• Gestellte Aufgabe a: Wandle den Abschnitt der Auflistung von der Zeile mit „agent-avatar[interactable] bbox=[40, 415, 142, 517]“ bis einschließlich der Zeile mit „569, 730, 671]“ in eine nummerierte Liste um und lass dabei Leerzeilen weg.

**** Quellenauszug

Auf den Plattformen gab es allerdings eine ganze Reihe von Projekten, die schon aufzeigten, dass dies keineswegs unmöglich ist.
Auf Visionbakery finanzierte sich schon vor drei Jahren das Magazin Päng und wiederholte die erfolgreiche Finanzierung auf startnext. Auf derselben Plattform finanzierten sich neue Zeitschriften für Frauenfußball oder neue Medienapps für Wissenschaftsjournalismus.
Diese Projekte versuchten alle, ein neues Format zu finanzieren, als Zeitung eine neue Zielgruppe zu finden, eine neue Herangehensweise an die Artikel, eine neue Form der Radioshow zu finden. Crowdfunding brachte den Projekten vor allem die Gewissheit, dass es einen Markt für ihre neue Form des Journalismus gibt.
Crowdfunding nur für Rampensäue?
Ein anderes Phänomen versperrte den Blick auf die Möglichkeiten des Crowdfundings: das Buchprojekt von Dirk von Gehlen oder der noch von Dieter Hildebrandt initiierte Störsender suggerierten, Crowdfunding müsse immer an erfolgreiche Namen gekoppelt sein, und die Redaktionsarbeit könne sich ohne die Rampensäue des Journalismus eben nur auf klassischem Weg finanzieren.

********
**** Einträge

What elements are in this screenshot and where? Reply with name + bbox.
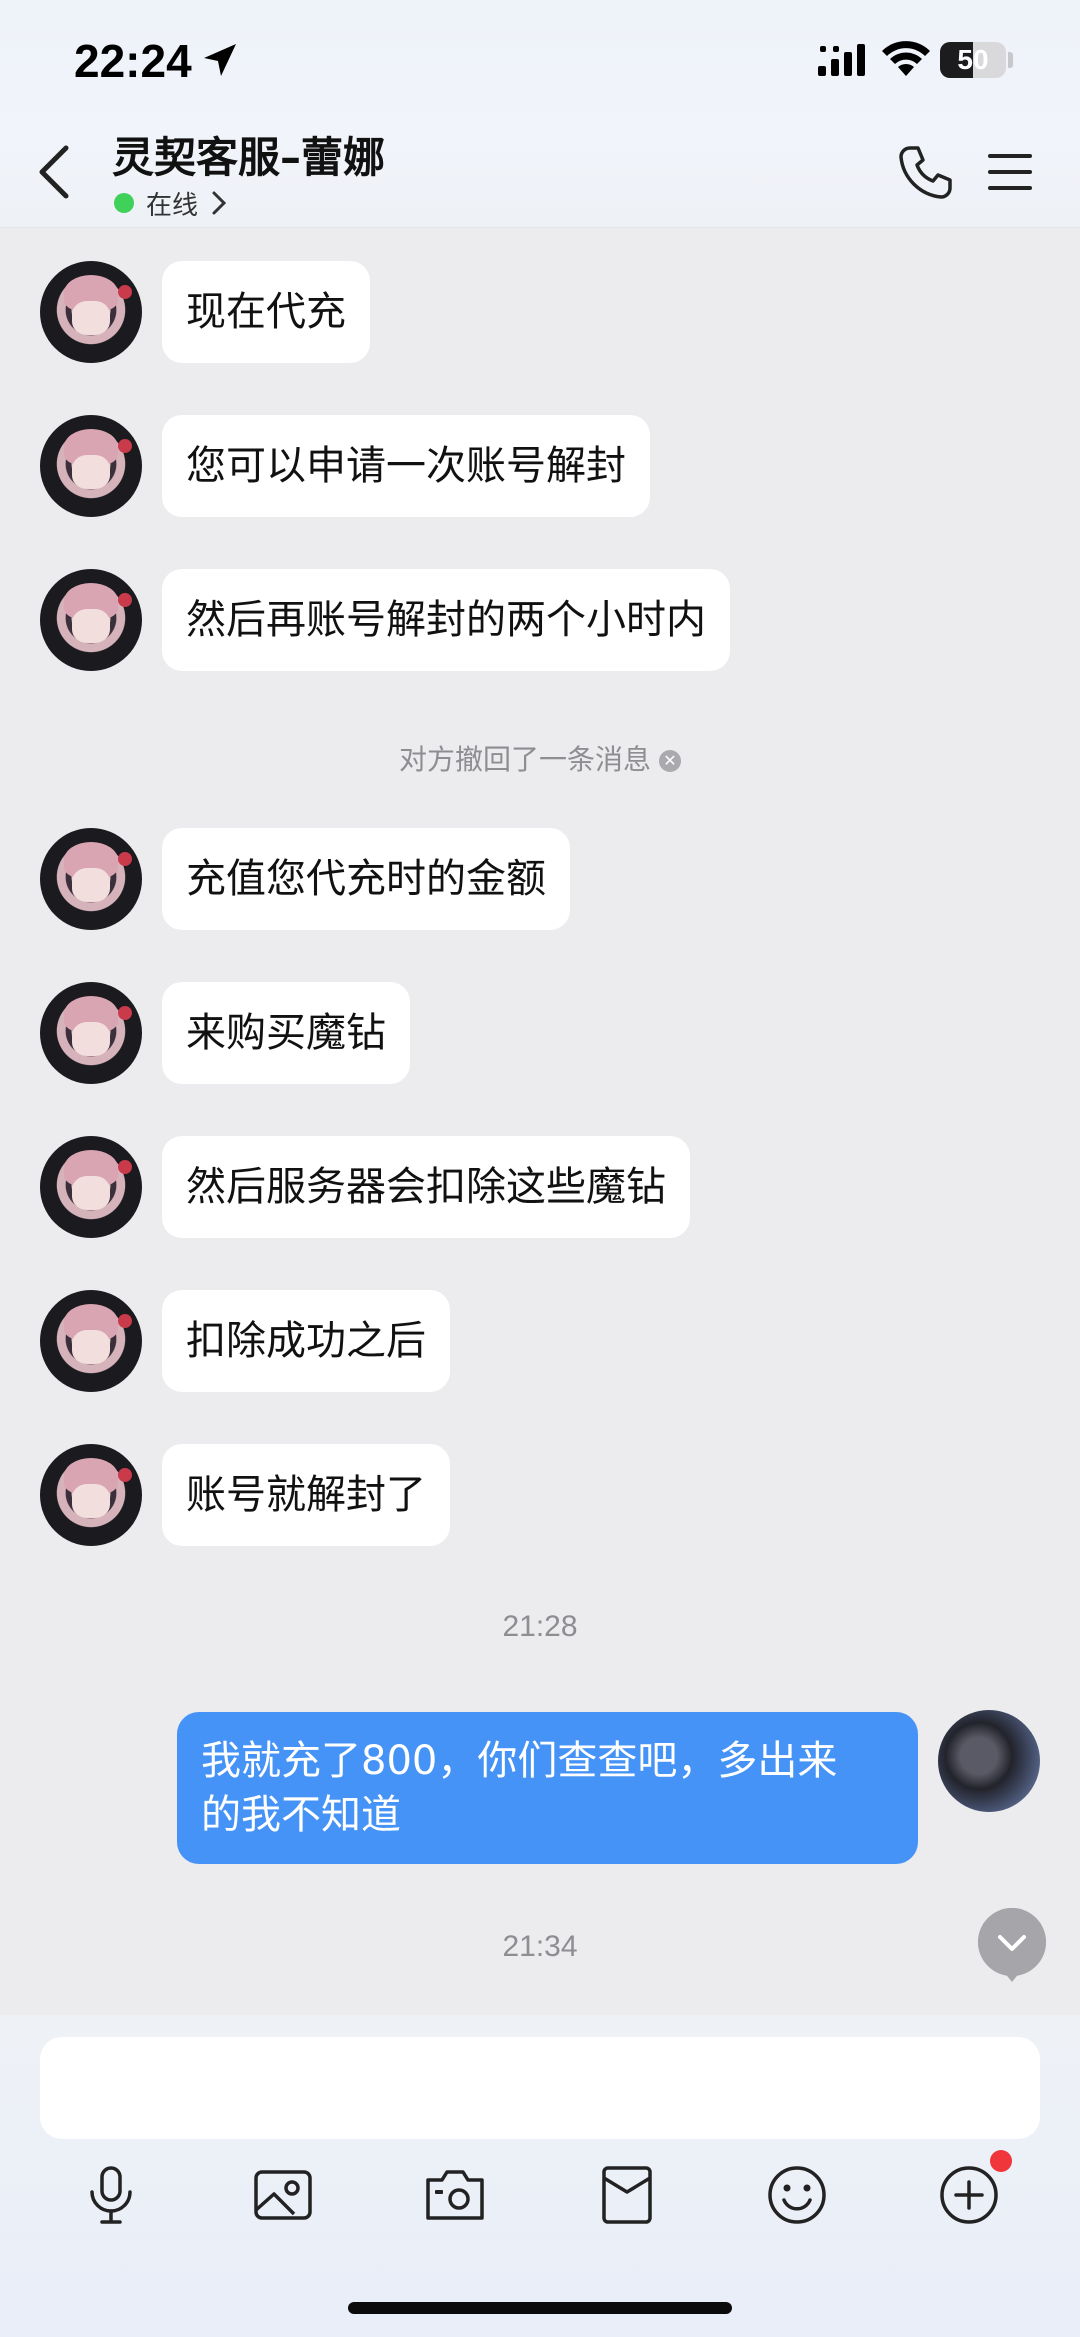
agent-avatar[interactable] bbox=[40, 415, 142, 517]
user-avatar[interactable] bbox=[938, 1710, 1040, 1812]
message-bubble[interactable]: 账号就解封了 bbox=[162, 1444, 450, 1546]
message-bubble[interactable]: 然后再账号解封的两个小时内 bbox=[162, 569, 730, 671]
own-message-bubble[interactable]: 我就充了800，你们查查吧，多出来 的我不知道 bbox=[177, 1712, 918, 1864]
message-input[interactable] bbox=[40, 2037, 1040, 2139]
message-bubble[interactable]: 您可以申请一次账号解封 bbox=[162, 415, 650, 517]
online-status[interactable]: 在线 bbox=[114, 186, 228, 221]
home-indicator[interactable] bbox=[348, 2302, 732, 2314]
message-bubble[interactable]: 来购买魔钻 bbox=[162, 982, 410, 1084]
own-message-line: 的我不知道 bbox=[201, 1792, 401, 1838]
location-arrow-icon bbox=[204, 44, 236, 76]
agent-avatar[interactable] bbox=[40, 261, 142, 363]
notification-dot bbox=[990, 2150, 1012, 2172]
camera-icon[interactable] bbox=[422, 2162, 488, 2228]
own-message-line: 我就充了800，你们查查吧，多出来 bbox=[201, 1738, 838, 1784]
online-dot bbox=[114, 193, 134, 213]
message-timestamp: 21:34 bbox=[502, 1930, 578, 1963]
battery-cap bbox=[1008, 52, 1013, 68]
recall-notice-text: 对方撤回了一条消息 bbox=[398, 743, 651, 776]
image-icon[interactable] bbox=[250, 2162, 316, 2228]
emoji-icon[interactable] bbox=[764, 2162, 830, 2228]
agent-avatar[interactable] bbox=[40, 828, 142, 930]
online-status-text: 在线 bbox=[146, 190, 199, 221]
chat-title[interactable]: 灵契客服–蕾娜 bbox=[112, 124, 385, 185]
recall-notice: 对方撤回了一条消息 ✕ bbox=[0, 738, 1080, 778]
status-time: 22:24 bbox=[74, 35, 192, 87]
message-bubble[interactable]: 充值您代充时的金额 bbox=[162, 828, 570, 930]
agent-avatar[interactable] bbox=[40, 1290, 142, 1392]
message-timestamp: 21:28 bbox=[502, 1610, 578, 1643]
agent-avatar[interactable] bbox=[40, 982, 142, 1084]
wifi-icon bbox=[882, 41, 930, 76]
battery-level: 50 bbox=[957, 44, 989, 75]
menu-button[interactable] bbox=[986, 150, 1034, 194]
phone-call-button[interactable] bbox=[896, 144, 954, 202]
message-bubble[interactable]: 现在代充 bbox=[162, 261, 370, 363]
agent-avatar[interactable] bbox=[40, 569, 142, 671]
close-circle-icon: ✕ bbox=[659, 750, 681, 772]
agent-avatar[interactable] bbox=[40, 1136, 142, 1238]
battery-indicator: 50 bbox=[940, 42, 1006, 78]
cellular-signal-icon bbox=[818, 44, 865, 76]
scroll-to-bottom-button[interactable] bbox=[978, 1908, 1046, 1982]
microphone-icon[interactable] bbox=[78, 2162, 144, 2228]
back-button[interactable] bbox=[30, 142, 80, 202]
chevron-right-icon bbox=[212, 191, 227, 215]
red-packet-icon[interactable] bbox=[594, 2162, 660, 2228]
message-bubble[interactable]: 扣除成功之后 bbox=[162, 1290, 450, 1392]
plus-icon[interactable] bbox=[936, 2162, 1002, 2228]
message-bubble[interactable]: 然后服务器会扣除这些魔钻 bbox=[162, 1136, 690, 1238]
agent-avatar[interactable] bbox=[40, 1444, 142, 1546]
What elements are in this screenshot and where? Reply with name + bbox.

********

• Gestellte Aufgabe b:
Beantworte die folgenden Fragen zum Auszug über Crowdfunding im Journalismus.
(i) Auf welcher Plattform finanzierte sich das Magazin Päng schon vor drei Jahren?
(ii) Was brachte Crowdfunding den Projekten vor allem?
(iii) Wer hatte den Störsender initiiert?

• Antwort zur Übung a:
1. agent-avatar[interactable] bbox=[40, 415, 142, 517]
2. user-avatar[interactable] bbox=[938, 1710, 1040, 1812]
3. message-bubble[interactable]: 账号就解封了 bbox=[162, 1444, 450, 1546]
4. message-bubble[interactable]: 然后再账号解封的两个小时内 bbox=[162, 569, 730, 671]

• Antwort zur Übung b:
(i) Auf Visionbakery.
(ii) Die Gewissheit, dass es einen Markt für ihre neue Form des Journalismus gibt.
(iii) Dieter Hildebrandt.